▶ **Description of the task**:
Gather up every line that includes the string "物质的密度是".

▶ **Provided records**:
━━━━━━━━━━━━━━━━

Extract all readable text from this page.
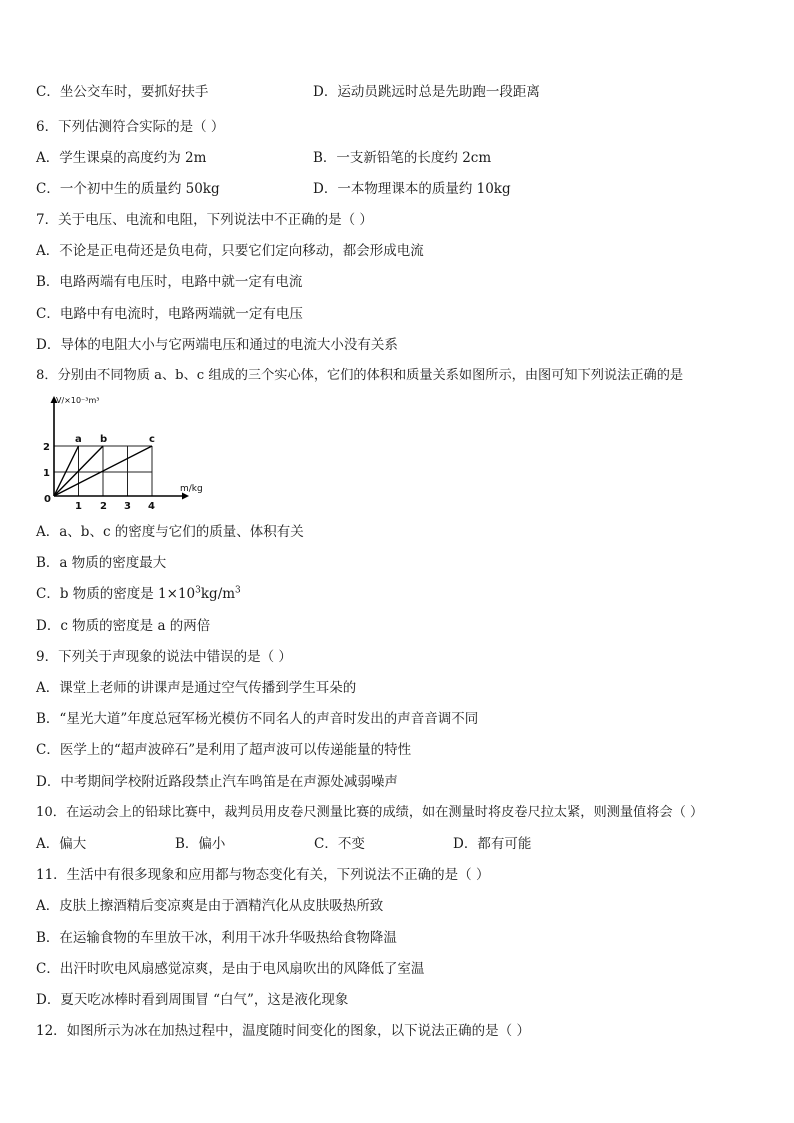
C．坐公交车时，要抓好扶手	D．运动员跳远时总是先助跑一段距离
6．下列估测符合实际的是（ ）
A．学生课桌的高度约为 2m	B．一支新铅笔的长度约 2cm
C．一个初中生的质量约 50kg	D．一本物理课本的质量约 10kg
7．关于电压、电流和电阻，下列说法中不正确的是（ ）
A．不论是正电荷还是负电荷，只要它们定向移动，都会形成电流
B．电路两端有电压时，电路中就一定有电流
C．电路中有电流时，电路两端就一定有电压
D．导体的电阻大小与它两端电压和通过的电流大小没有关系
8．分别由不同物质 a、b、c 组成的三个实心体，它们的体积和质量关系如图所示，由图可知下列说法正确的是
V/×10⁻³m³
m/kg
0
2
1
1 2 3 4
a b	c
A．a、b、c 的密度与它们的质量、体积有关
B．a 物质的密度最大
C．b 物质的密度是 $1\times 10^3kg/m^3$
D．c 物质的密度是 a 的两倍
9．下列关于声现象的说法中错误的是（ ）
A．课堂上老师的讲课声是通过空气传播到学生耳朵的
B．“星光大道”年度总冠军杨光模仿不同名人的声音时发出的声音音调不同
C．医学上的“超声波碎石”是利用了超声波可以传递能量的特性
D．中考期间学校附近路段禁止汽车鸣笛是在声源处减弱噪声
10．在运动会上的铅球比赛中，裁判员用皮卷尺测量比赛的成绩，如在测量时将皮卷尺拉太紧，则测量值将会（ ）
A．偏大	B．偏小	C．不变	D．都有可能
11．生活中有很多现象和应用都与物态变化有关，下列说法不正确的是（ ）
A．皮肤上擦酒精后变凉爽是由于酒精汽化从皮肤吸热所致
B．在运输食物的车里放干冰，利用干冰升华吸热给食物降温
C．出汗时吹电风扇感觉凉爽，是由于电风扇吹出的风降低了室温
D．夏天吃冰棒时看到周围冒 “白气”，这是液化现象
12．如图所示为冰在加热过程中，温度随时间变化的图象，以下说法正确的是（ ）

━━━━━━━━━━━━━━━━

▶ **Reply to the task**:
C．b 物质的密度是 $1\times 10^3kg/m^3$
D．c 物质的密度是 a 的两倍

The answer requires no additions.